### Task directions
Copy out all of the data exactly as it appears.

== Data records

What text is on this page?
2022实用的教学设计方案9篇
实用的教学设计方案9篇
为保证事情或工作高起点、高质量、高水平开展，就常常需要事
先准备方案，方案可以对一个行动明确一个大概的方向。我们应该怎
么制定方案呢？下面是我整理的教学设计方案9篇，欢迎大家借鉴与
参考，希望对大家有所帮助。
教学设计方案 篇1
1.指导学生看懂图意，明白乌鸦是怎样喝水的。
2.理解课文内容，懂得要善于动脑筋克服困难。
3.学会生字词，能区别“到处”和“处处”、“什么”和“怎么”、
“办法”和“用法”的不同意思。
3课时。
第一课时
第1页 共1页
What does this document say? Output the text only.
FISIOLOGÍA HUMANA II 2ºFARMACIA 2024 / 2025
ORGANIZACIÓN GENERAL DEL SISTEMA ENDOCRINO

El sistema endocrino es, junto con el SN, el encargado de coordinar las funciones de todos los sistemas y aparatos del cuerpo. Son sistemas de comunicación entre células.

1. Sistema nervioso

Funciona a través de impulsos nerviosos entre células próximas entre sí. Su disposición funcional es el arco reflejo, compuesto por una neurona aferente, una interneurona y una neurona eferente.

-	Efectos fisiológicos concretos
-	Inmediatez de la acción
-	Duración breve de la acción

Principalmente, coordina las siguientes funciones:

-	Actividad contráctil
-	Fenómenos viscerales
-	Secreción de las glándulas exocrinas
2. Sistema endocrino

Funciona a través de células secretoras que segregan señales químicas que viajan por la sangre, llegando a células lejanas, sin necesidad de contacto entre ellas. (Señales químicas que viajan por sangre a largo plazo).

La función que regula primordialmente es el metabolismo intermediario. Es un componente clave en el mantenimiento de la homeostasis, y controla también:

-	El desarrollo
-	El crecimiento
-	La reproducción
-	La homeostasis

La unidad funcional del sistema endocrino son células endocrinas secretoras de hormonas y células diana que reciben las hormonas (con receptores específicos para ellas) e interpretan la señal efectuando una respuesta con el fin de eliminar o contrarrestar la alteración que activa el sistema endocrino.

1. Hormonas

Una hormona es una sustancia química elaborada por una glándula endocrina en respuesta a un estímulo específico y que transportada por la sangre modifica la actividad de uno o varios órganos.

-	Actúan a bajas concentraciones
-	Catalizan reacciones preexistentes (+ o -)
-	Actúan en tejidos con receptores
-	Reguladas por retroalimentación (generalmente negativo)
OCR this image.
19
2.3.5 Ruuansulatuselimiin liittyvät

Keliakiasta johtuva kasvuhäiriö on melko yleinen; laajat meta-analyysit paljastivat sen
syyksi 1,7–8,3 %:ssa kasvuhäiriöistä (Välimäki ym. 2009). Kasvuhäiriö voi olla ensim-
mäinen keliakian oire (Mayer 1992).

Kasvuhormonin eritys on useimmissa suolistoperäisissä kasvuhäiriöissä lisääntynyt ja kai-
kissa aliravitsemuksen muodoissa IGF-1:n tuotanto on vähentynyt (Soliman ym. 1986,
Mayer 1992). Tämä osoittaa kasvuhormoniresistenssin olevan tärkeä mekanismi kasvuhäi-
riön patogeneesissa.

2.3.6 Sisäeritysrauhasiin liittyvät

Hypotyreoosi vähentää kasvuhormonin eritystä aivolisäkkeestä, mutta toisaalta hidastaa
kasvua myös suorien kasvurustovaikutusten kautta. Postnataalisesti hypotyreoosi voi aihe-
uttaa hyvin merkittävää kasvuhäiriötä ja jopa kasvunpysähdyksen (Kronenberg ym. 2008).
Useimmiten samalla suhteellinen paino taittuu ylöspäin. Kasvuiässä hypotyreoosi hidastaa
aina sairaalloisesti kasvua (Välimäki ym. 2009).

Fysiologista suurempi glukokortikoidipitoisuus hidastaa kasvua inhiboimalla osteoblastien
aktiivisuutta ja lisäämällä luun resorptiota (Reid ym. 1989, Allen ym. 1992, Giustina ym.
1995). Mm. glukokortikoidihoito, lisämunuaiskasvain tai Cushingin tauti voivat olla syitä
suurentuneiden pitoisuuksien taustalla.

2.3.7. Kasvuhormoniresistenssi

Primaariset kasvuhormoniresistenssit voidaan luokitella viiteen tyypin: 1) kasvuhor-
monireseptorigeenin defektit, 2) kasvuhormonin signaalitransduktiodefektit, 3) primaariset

====

### Result
What text is on this page?
2022实用的教学设计方案9篇
实用的教学设计方案9篇
为保证事情或工作高起点、高质量、高水平开展，就常常需要事
先准备方案，方案可以对一个行动明确一个大概的方向。我们应该怎
么制定方案呢？下面是我整理的教学设计方案9篇，欢迎大家借鉴与
参考，希望对大家有所帮助。
教学设计方案 篇1
1.指导学生看懂图意，明白乌鸦是怎样喝水的。
2.理解课文内容，懂得要善于动脑筋克服困难。
3.学会生字词，能区别“到处”和“处处”、“什么”和“怎么”、
“办法”和“用法”的不同意思。
3课时。
第一课时
第1页 共1页
What does this document say? Output the text only.
FISIOLOGÍA HUMANA II 2ºFARMACIA 2024 / 2025
ORGANIZACIÓN GENERAL DEL SISTEMA ENDOCRINO

El sistema endocrino es, junto con el SN, el encargado de coordinar las funciones de todos los sistemas y aparatos del cuerpo. Son sistemas de comunicación entre células.

1. Sistema nervioso

Funciona a través de impulsos nerviosos entre células próximas entre sí. Su disposición funcional es el arco reflejo, compuesto por una neurona aferente, una interneurona y una neurona eferente.

-	Efectos fisiológicos concretos
-	Inmediatez de la acción
-	Duración breve de la acción

Principalmente, coordina las siguientes funciones:

-	Actividad contráctil
-	Fenómenos viscerales
-	Secreción de las glándulas exocrinas
2. Sistema endocrino

Funciona a través de células secretoras que segregan señales químicas que viajan por la sangre, llegando a células lejanas, sin necesidad de contacto entre ellas. (Señales químicas que viajan por sangre a largo plazo).

La función que regula primordialmente es el metabolismo intermediario. Es un componente clave en el mantenimiento de la homeostasis, y controla también:

-	El desarrollo
-	El crecimiento
-	La reproducción
-	La homeostasis

La unidad funcional del sistema endocrino son células endocrinas secretoras de hormonas y células diana que reciben las hormonas (con receptores específicos para ellas) e interpretan la señal efectuando una respuesta con el fin de eliminar o contrarrestar la alteración que activa el sistema endocrino.

1. Hormonas

Una hormona es una sustancia química elaborada por una glándula endocrina en respuesta a un estímulo específico y que transportada por la sangre modifica la actividad de uno o varios órganos.

-	Actúan a bajas concentraciones
-	Catalizan reacciones preexistentes (+ o -)
-	Actúan en tejidos con receptores
-	Reguladas por retroalimentación (generalmente negativo)
OCR this image.
19
2.3.5 Ruuansulatuselimiin liittyvät

Keliakiasta johtuva kasvuhäiriö on melko yleinen; laajat meta-analyysit paljastivat sen
syyksi 1,7–8,3 %:ssa kasvuhäiriöistä (Välimäki ym. 2009). Kasvuhäiriö voi olla ensim-
mäinen keliakian oire (Mayer 1992).

Kasvuhormonin eritys on useimmissa suolistoperäisissä kasvuhäiriöissä lisääntynyt ja kai-
kissa aliravitsemuksen muodoissa IGF-1:n tuotanto on vähentynyt (Soliman ym. 1986,
Mayer 1992). Tämä osoittaa kasvuhormoniresistenssin olevan tärkeä mekanismi kasvuhäi-
riön patogeneesissa.

2.3.6 Sisäeritysrauhasiin liittyvät

Hypotyreoosi vähentää kasvuhormonin eritystä aivolisäkkeestä, mutta toisaalta hidastaa
kasvua myös suorien kasvurustovaikutusten kautta. Postnataalisesti hypotyreoosi voi aihe-
uttaa hyvin merkittävää kasvuhäiriötä ja jopa kasvunpysähdyksen (Kronenberg ym. 2008).
Useimmiten samalla suhteellinen paino taittuu ylöspäin. Kasvuiässä hypotyreoosi hidastaa
aina sairaalloisesti kasvua (Välimäki ym. 2009).

Fysiologista suurempi glukokortikoidipitoisuus hidastaa kasvua inhiboimalla osteoblastien
aktiivisuutta ja lisäämällä luun resorptiota (Reid ym. 1989, Allen ym. 1992, Giustina ym.
1995). Mm. glukokortikoidihoito, lisämunuaiskasvain tai Cushingin tauti voivat olla syitä
suurentuneiden pitoisuuksien taustalla.

2.3.7. Kasvuhormoniresistenssi

Primaariset kasvuhormoniresistenssit voidaan luokitella viiteen tyypin: 1) kasvuhor-
monireseptorigeenin defektit, 2) kasvuhormonin signaalitransduktiodefektit, 3) primaariset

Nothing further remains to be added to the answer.